§ Written exercise:
What is needed here is an exact copy of every entry.

---*---

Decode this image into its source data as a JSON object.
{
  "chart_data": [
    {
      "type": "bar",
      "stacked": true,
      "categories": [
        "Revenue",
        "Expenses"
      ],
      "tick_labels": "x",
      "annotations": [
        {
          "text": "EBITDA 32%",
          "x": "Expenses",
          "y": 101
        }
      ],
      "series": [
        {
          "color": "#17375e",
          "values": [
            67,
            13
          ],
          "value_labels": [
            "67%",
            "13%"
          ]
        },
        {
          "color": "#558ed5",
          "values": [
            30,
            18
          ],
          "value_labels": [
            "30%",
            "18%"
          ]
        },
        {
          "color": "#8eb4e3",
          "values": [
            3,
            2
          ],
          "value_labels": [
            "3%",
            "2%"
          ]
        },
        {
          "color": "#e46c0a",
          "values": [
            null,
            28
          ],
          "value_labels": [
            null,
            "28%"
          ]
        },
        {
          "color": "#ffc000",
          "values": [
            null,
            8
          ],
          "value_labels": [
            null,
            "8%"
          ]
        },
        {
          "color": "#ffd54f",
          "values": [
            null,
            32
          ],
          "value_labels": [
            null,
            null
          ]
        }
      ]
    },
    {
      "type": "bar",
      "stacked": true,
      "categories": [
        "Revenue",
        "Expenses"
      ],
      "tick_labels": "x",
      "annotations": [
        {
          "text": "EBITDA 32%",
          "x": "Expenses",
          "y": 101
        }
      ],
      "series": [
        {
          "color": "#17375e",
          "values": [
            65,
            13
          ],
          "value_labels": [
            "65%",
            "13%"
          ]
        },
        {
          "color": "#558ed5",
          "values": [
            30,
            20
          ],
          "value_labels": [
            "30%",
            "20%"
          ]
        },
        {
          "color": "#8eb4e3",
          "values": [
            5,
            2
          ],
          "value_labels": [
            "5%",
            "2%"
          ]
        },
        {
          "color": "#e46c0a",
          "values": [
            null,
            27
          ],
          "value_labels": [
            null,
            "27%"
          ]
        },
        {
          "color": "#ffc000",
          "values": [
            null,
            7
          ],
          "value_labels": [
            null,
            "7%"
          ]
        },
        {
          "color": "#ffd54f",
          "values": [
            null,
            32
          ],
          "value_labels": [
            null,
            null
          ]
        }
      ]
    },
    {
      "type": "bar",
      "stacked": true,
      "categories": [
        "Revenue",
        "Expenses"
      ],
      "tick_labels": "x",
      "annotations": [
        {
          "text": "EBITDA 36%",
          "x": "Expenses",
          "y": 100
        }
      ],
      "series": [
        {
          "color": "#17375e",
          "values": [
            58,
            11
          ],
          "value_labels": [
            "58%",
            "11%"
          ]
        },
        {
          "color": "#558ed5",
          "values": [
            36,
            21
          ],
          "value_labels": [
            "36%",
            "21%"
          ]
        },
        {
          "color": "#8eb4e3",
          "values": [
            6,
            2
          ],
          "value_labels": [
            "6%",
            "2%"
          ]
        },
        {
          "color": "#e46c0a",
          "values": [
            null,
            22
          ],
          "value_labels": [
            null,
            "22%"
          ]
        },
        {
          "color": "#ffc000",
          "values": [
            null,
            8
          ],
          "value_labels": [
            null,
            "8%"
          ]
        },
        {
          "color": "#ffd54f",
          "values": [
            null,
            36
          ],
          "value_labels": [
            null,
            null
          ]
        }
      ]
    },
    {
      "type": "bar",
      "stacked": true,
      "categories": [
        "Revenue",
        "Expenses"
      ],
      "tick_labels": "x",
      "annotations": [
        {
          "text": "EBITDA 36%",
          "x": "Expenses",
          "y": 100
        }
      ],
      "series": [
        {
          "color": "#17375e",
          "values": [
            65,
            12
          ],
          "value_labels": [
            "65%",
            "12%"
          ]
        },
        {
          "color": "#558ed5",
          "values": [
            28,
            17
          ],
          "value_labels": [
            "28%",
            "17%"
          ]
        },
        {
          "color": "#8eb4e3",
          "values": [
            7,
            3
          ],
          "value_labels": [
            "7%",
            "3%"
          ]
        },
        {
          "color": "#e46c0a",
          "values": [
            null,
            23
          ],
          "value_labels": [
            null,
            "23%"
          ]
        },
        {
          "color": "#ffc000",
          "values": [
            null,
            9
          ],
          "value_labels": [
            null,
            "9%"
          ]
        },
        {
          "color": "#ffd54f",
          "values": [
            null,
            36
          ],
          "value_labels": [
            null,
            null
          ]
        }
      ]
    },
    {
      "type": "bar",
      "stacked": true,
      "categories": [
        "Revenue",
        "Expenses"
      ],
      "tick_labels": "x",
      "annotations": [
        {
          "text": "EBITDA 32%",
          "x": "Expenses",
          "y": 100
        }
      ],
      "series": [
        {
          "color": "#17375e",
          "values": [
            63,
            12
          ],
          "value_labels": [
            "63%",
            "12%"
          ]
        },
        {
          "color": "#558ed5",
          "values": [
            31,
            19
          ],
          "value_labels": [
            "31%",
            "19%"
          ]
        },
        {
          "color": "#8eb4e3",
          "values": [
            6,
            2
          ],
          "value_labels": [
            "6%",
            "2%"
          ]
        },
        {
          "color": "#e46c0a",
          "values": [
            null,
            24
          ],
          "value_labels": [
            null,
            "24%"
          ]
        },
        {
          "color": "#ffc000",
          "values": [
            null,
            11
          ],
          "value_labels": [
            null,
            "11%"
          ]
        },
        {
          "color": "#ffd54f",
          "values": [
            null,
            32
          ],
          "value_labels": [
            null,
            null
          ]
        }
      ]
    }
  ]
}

---*---

§ Task solution:
Decode this image into its source data as a JSON object.
{
  "chart_data": [
    {
      "type": "bar",
      "stacked": true,
      "categories": [
        "Revenue",
        "Expenses"
      ],
      "tick_labels": "x",
      "annotations": [
        {
          "text": "EBITDA 32%",
          "x": "Expenses",
          "y": 101
        }
      ],
      "series": [
        {
          "color": "#17375e",
          "values": [
            67,
            13
          ],
          "value_labels": [
            "67%",
            "13%"
          ]
        },
        {
          "color": "#558ed5",
          "values": [
            30,
            18
          ],
          "value_labels": [
            "30%",
            "18%"
          ]
        },
        {
          "color": "#8eb4e3",
          "values": [
            3,
            2
          ],
          "value_labels": [
            "3%",
            "2%"
          ]
        },
        {
          "color": "#e46c0a",
          "values": [
            null,
            28
          ],
          "value_labels": [
            null,
            "28%"
          ]
        },
        {
          "color": "#ffc000",
          "values": [
            null,
            8
          ],
          "value_labels": [
            null,
            "8%"
          ]
        },
        {
          "color": "#ffd54f",
          "values": [
            null,
            32
          ],
          "value_labels": [
            null,
            null
          ]
        }
      ]
    },
    {
      "type": "bar",
      "stacked": true,
      "categories": [
        "Revenue",
        "Expenses"
      ],
      "tick_labels": "x",
      "annotations": [
        {
          "text": "EBITDA 32%",
          "x": "Expenses",
          "y": 101
        }
      ],
      "series": [
        {
          "color": "#17375e",
          "values": [
            65,
            13
          ],
          "value_labels": [
            "65%",
            "13%"
          ]
        },
        {
          "color": "#558ed5",
          "values": [
            30,
            20
          ],
          "value_labels": [
            "30%",
            "20%"
          ]
        },
        {
          "color": "#8eb4e3",
          "values": [
            5,
            2
          ],
          "value_labels": [
            "5%",
            "2%"
          ]
        },
        {
          "color": "#e46c0a",
          "values": [
            null,
            27
          ],
          "value_labels": [
            null,
            "27%"
          ]
        },
        {
          "color": "#ffc000",
          "values": [
            null,
            7
          ],
          "value_labels": [
            null,
            "7%"
          ]
        },
        {
          "color": "#ffd54f",
          "values": [
            null,
            32
          ],
          "value_labels": [
            null,
            null
          ]
        }
      ]
    },
    {
      "type": "bar",
      "stacked": true,
      "categories": [
        "Revenue",
        "Expenses"
      ],
      "tick_labels": "x",
      "annotations": [
        {
          "text": "EBITDA 36%",
          "x": "Expenses",
          "y": 100
        }
      ],
      "series": [
        {
          "color": "#17375e",
          "values": [
            58,
            11
          ],
          "value_labels": [
            "58%",
            "11%"
          ]
        },
        {
          "color": "#558ed5",
          "values": [
            36,
            21
          ],
          "value_labels": [
            "36%",
            "21%"
          ]
        },
        {
          "color": "#8eb4e3",
          "values": [
            6,
            2
          ],
          "value_labels": [
            "6%",
            "2%"
          ]
        },
        {
          "color": "#e46c0a",
          "values": [
            null,
            22
          ],
          "value_labels": [
            null,
            "22%"
          ]
        },
        {
          "color": "#ffc000",
          "values": [
            null,
            8
          ],
          "value_labels": [
            null,
            "8%"
          ]
        },
        {
          "color": "#ffd54f",
          "values": [
            null,
            36
          ],
          "value_labels": [
            null,
            null
          ]
        }
      ]
    },
    {
      "type": "bar",
      "stacked": true,
      "categories": [
        "Revenue",
        "Expenses"
      ],
      "tick_labels": "x",
      "annotations": [
        {
          "text": "EBITDA 36%",
          "x": "Expenses",
          "y": 100
        }
      ],
      "series": [
        {
          "color": "#17375e",
          "values": [
            65,
            12
          ],
          "value_labels": [
            "65%",
            "12%"
          ]
        },
        {
          "color": "#558ed5",
          "values": [
            28,
            17
          ],
          "value_labels": [
            "28%",
            "17%"
          ]
        },
        {
          "color": "#8eb4e3",
          "values": [
            7,
            3
          ],
          "value_labels": [
            "7%",
            "3%"
          ]
        },
        {
          "color": "#e46c0a",
          "values": [
            null,
            23
          ],
          "value_labels": [
            null,
            "23%"
          ]
        },
        {
          "color": "#ffc000",
          "values": [
            null,
            9
          ],
          "value_labels": [
            null,
            "9%"
          ]
        },
        {
          "color": "#ffd54f",
          "values": [
            null,
            36
          ],
          "value_labels": [
            null,
            null
          ]
        }
      ]
    },
    {
      "type": "bar",
      "stacked": true,
      "categories": [
        "Revenue",
        "Expenses"
      ],
      "tick_labels": "x",
      "annotations": [
        {
          "text": "EBITDA 32%",
          "x": "Expenses",
          "y": 100
        }
      ],
      "series": [
        {
          "color": "#17375e",
          "values": [
            63,
            12
          ],
          "value_labels": [
            "63%",
            "12%"
          ]
        },
        {
          "color": "#558ed5",
          "values": [
            31,
            19
          ],
          "value_labels": [
            "31%",
            "19%"
          ]
        },
        {
          "color": "#8eb4e3",
          "values": [
            6,
            2
          ],
          "value_labels": [
            "6%",
            "2%"
          ]
        },
        {
          "color": "#e46c0a",
          "values": [
            null,
            24
          ],
          "value_labels": [
            null,
            "24%"
          ]
        },
        {
          "color": "#ffc000",
          "values": [
            null,
            11
          ],
          "value_labels": [
            null,
            "11%"
          ]
        },
        {
          "color": "#ffd54f",
          "values": [
            null,
            32
          ],
          "value_labels": [
            null,
            null
          ]
        }
      ]
    }
  ]
}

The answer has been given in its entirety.